- **THE TASK**:
Make an exact copy of the data below, leaving out every picture.

- **RECORDS TO USE**:
* * * * * * * * *

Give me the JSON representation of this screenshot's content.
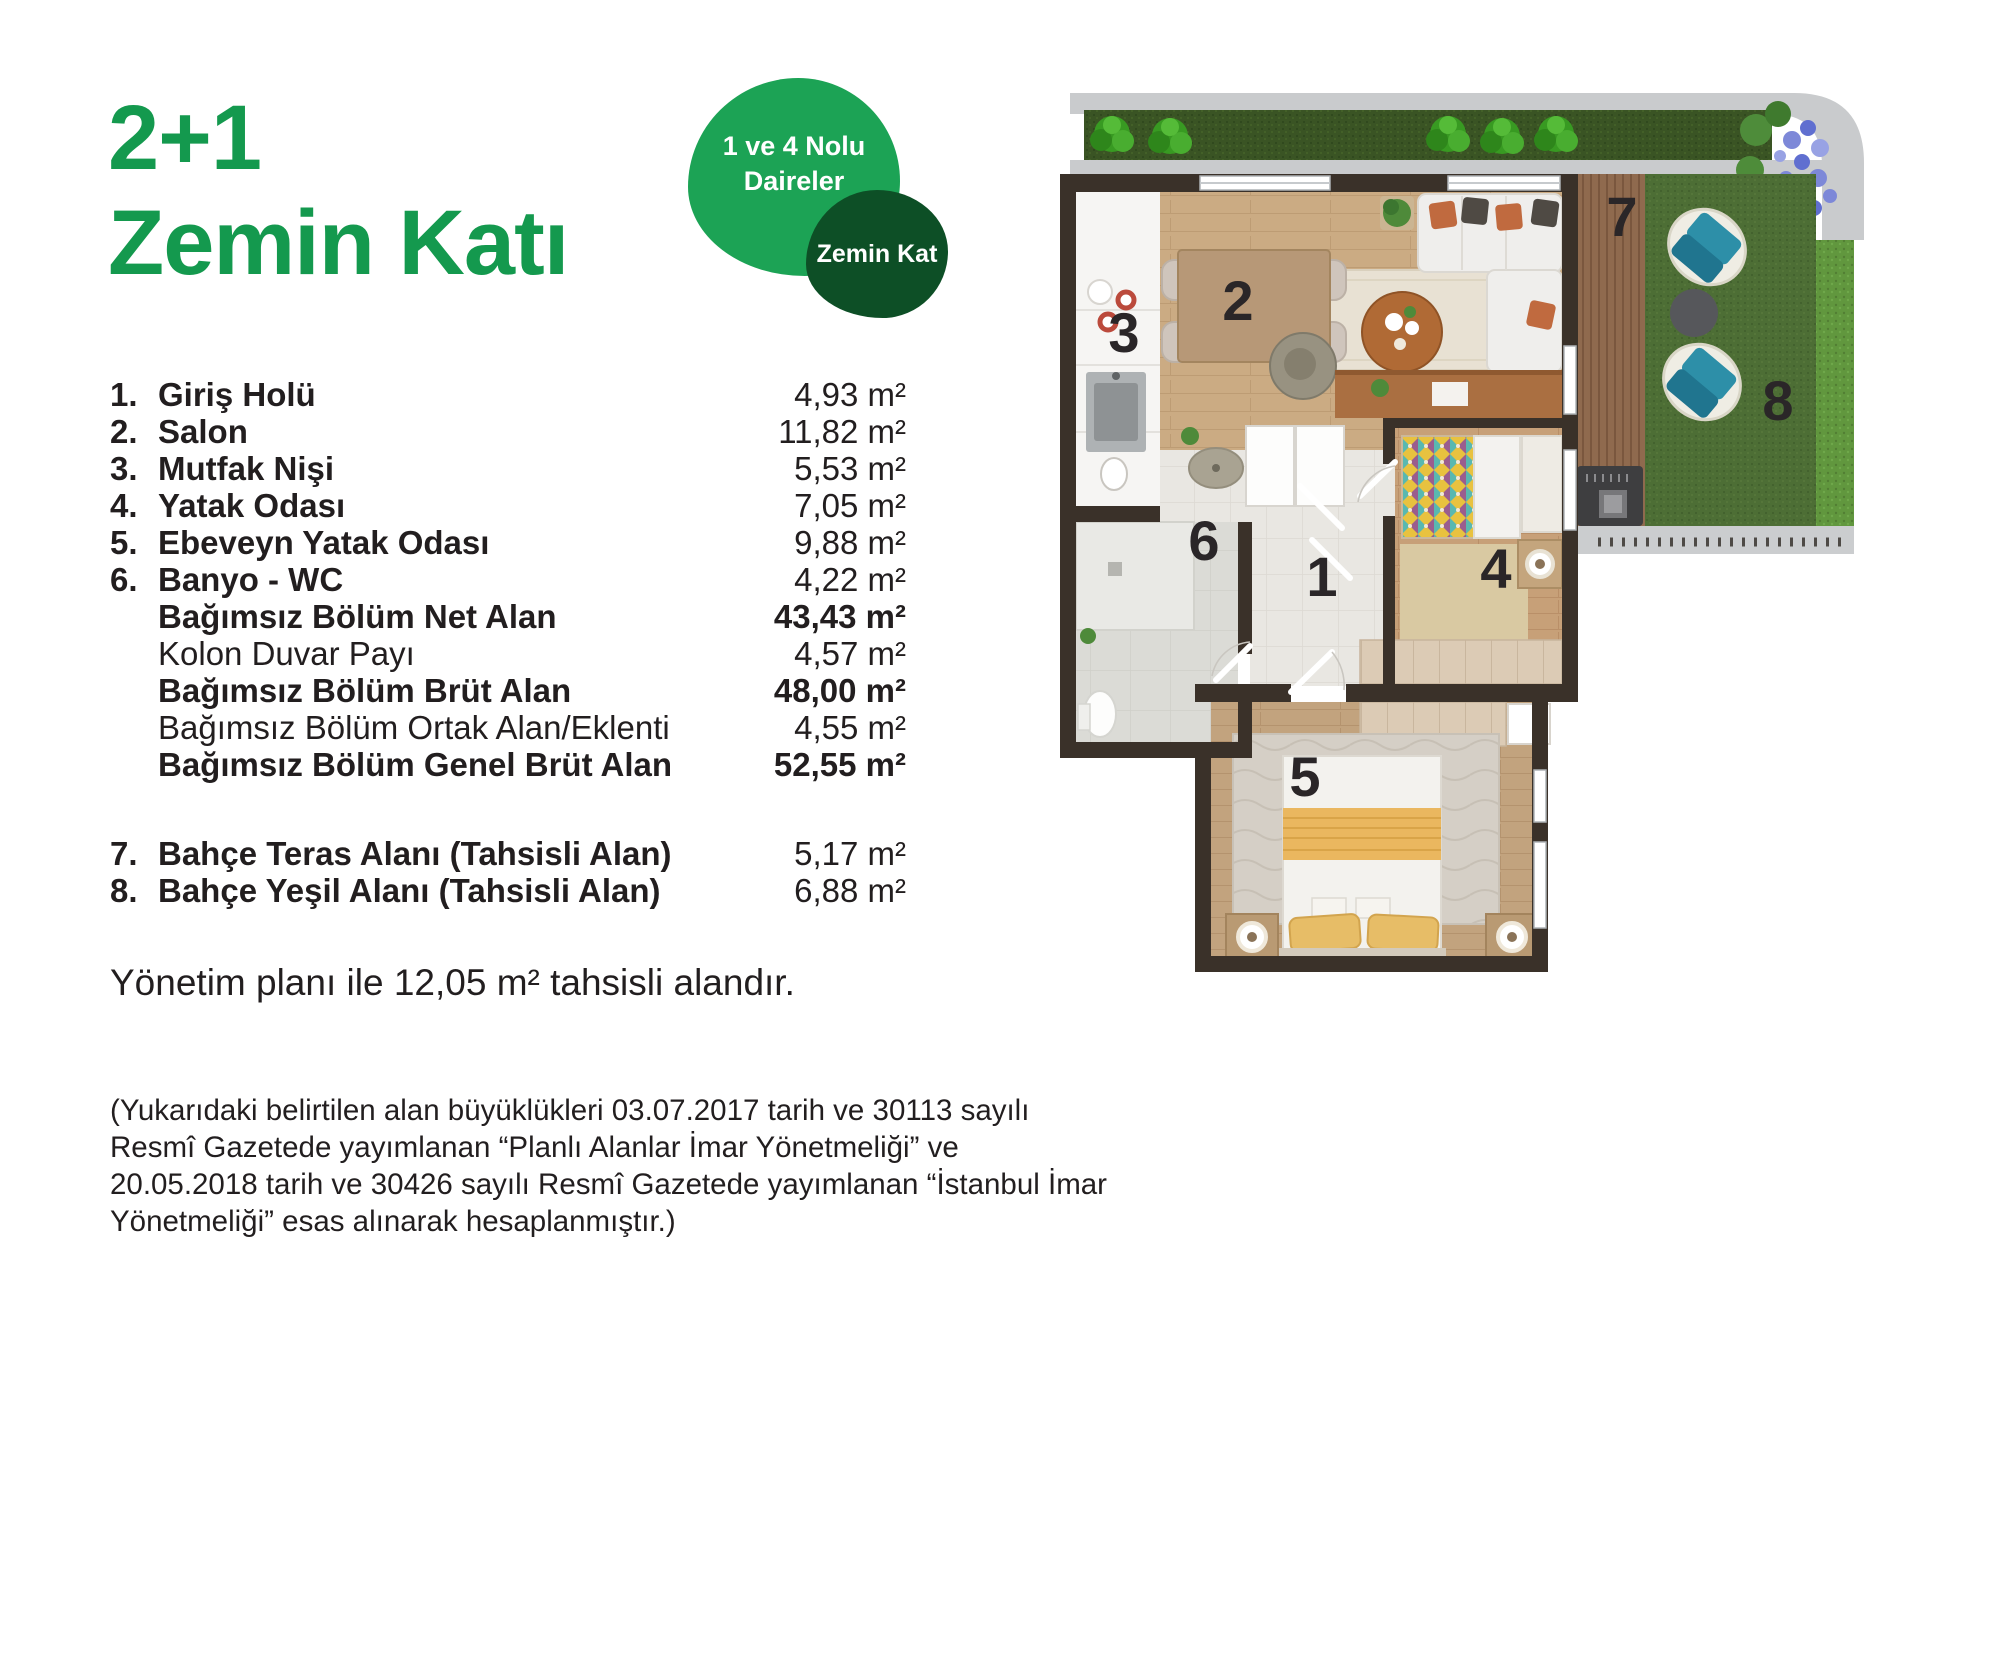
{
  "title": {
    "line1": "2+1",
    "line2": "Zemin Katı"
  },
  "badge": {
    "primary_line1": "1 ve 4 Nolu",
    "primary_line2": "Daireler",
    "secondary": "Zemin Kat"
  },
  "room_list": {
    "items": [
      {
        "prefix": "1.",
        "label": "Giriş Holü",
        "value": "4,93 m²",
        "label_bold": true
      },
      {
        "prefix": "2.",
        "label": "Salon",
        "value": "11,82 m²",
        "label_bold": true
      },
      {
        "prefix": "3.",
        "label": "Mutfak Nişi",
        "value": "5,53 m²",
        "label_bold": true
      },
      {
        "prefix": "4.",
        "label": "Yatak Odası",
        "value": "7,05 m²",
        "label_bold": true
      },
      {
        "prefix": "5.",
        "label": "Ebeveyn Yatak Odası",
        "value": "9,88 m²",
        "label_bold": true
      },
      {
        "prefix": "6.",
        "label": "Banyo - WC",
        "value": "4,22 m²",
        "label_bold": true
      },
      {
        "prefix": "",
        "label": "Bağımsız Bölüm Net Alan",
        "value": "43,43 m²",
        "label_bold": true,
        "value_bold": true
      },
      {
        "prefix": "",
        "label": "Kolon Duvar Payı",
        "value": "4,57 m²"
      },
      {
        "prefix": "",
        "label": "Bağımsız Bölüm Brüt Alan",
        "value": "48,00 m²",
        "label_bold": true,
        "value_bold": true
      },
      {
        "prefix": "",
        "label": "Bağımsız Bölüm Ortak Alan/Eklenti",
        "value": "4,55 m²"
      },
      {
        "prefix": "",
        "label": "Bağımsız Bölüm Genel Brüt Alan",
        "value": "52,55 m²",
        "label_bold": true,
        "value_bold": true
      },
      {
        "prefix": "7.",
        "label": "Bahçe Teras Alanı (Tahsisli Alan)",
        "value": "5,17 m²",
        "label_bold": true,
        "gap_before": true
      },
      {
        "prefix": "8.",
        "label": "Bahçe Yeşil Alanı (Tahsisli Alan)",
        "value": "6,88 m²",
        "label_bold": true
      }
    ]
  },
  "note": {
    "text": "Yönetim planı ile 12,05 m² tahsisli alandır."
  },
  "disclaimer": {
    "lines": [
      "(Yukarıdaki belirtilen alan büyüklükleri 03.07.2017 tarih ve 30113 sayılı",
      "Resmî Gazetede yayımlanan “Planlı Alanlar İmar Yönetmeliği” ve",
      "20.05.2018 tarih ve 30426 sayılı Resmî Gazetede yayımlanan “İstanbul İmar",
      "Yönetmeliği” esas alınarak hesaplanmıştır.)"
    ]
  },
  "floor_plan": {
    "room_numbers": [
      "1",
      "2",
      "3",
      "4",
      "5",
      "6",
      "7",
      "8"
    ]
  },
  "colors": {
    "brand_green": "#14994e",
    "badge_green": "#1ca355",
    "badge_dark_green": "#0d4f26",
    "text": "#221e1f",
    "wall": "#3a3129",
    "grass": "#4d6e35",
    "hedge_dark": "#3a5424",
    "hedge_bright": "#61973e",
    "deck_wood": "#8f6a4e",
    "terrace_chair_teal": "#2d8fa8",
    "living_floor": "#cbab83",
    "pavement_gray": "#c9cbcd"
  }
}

* * * * * * * * *

- **THE SOLUTION**:
Give me the JSON representation of this screenshot's content.
{
  "title": {
    "line1": "2+1",
    "line2": "Zemin Katı"
  },
  "badge": {
    "primary_line1": "1 ve 4 Nolu",
    "primary_line2": "Daireler",
    "secondary": "Zemin Kat"
  },
  "room_list": {
    "items": [
      {
        "prefix": "1.",
        "label": "Giriş Holü",
        "value": "4,93 m²",
        "label_bold": true
      },
      {
        "prefix": "2.",
        "label": "Salon",
        "value": "11,82 m²",
        "label_bold": true
      },
      {
        "prefix": "3.",
        "label": "Mutfak Nişi",
        "value": "5,53 m²",
        "label_bold": true
      },
      {
        "prefix": "4.",
        "label": "Yatak Odası",
        "value": "7,05 m²",
        "label_bold": true
      },
      {
        "prefix": "5.",
        "label": "Ebeveyn Yatak Odası",
        "value": "9,88 m²",
        "label_bold": true
      },
      {
        "prefix": "6.",
        "label": "Banyo - WC",
        "value": "4,22 m²",
        "label_bold": true
      },
      {
        "prefix": "",
        "label": "Bağımsız Bölüm Net Alan",
        "value": "43,43 m²",
        "label_bold": true,
        "value_bold": true
      },
      {
        "prefix": "",
        "label": "Kolon Duvar Payı",
        "value": "4,57 m²"
      },
      {
        "prefix": "",
        "label": "Bağımsız Bölüm Brüt Alan",
        "value": "48,00 m²",
        "label_bold": true,
        "value_bold": true
      },
      {
        "prefix": "",
        "label": "Bağımsız Bölüm Ortak Alan/Eklenti",
        "value": "4,55 m²"
      },
      {
        "prefix": "",
        "label": "Bağımsız Bölüm Genel Brüt Alan",
        "value": "52,55 m²",
        "label_bold": true,
        "value_bold": true
      },
      {
        "prefix": "7.",
        "label": "Bahçe Teras Alanı (Tahsisli Alan)",
        "value": "5,17 m²",
        "label_bold": true,
        "gap_before": true
      },
      {
        "prefix": "8.",
        "label": "Bahçe Yeşil Alanı (Tahsisli Alan)",
        "value": "6,88 m²",
        "label_bold": true
      }
    ]
  },
  "note": {
    "text": "Yönetim planı ile 12,05 m² tahsisli alandır."
  },
  "disclaimer": {
    "lines": [
      "(Yukarıdaki belirtilen alan büyüklükleri 03.07.2017 tarih ve 30113 sayılı",
      "Resmî Gazetede yayımlanan “Planlı Alanlar İmar Yönetmeliği” ve",
      "20.05.2018 tarih ve 30426 sayılı Resmî Gazetede yayımlanan “İstanbul İmar",
      "Yönetmeliği” esas alınarak hesaplanmıştır.)"
    ]
  },
  "floor_plan": {
    "room_numbers": [
      "1",
      "2",
      "3",
      "4",
      "5",
      "6",
      "7",
      "8"
    ]
  },
  "colors": {
    "brand_green": "#14994e",
    "badge_green": "#1ca355",
    "badge_dark_green": "#0d4f26",
    "text": "#221e1f",
    "wall": "#3a3129",
    "grass": "#4d6e35",
    "hedge_dark": "#3a5424",
    "hedge_bright": "#61973e",
    "deck_wood": "#8f6a4e",
    "terrace_chair_teal": "#2d8fa8",
    "living_floor": "#cbab83",
    "pavement_gray": "#c9cbcd"
  }
}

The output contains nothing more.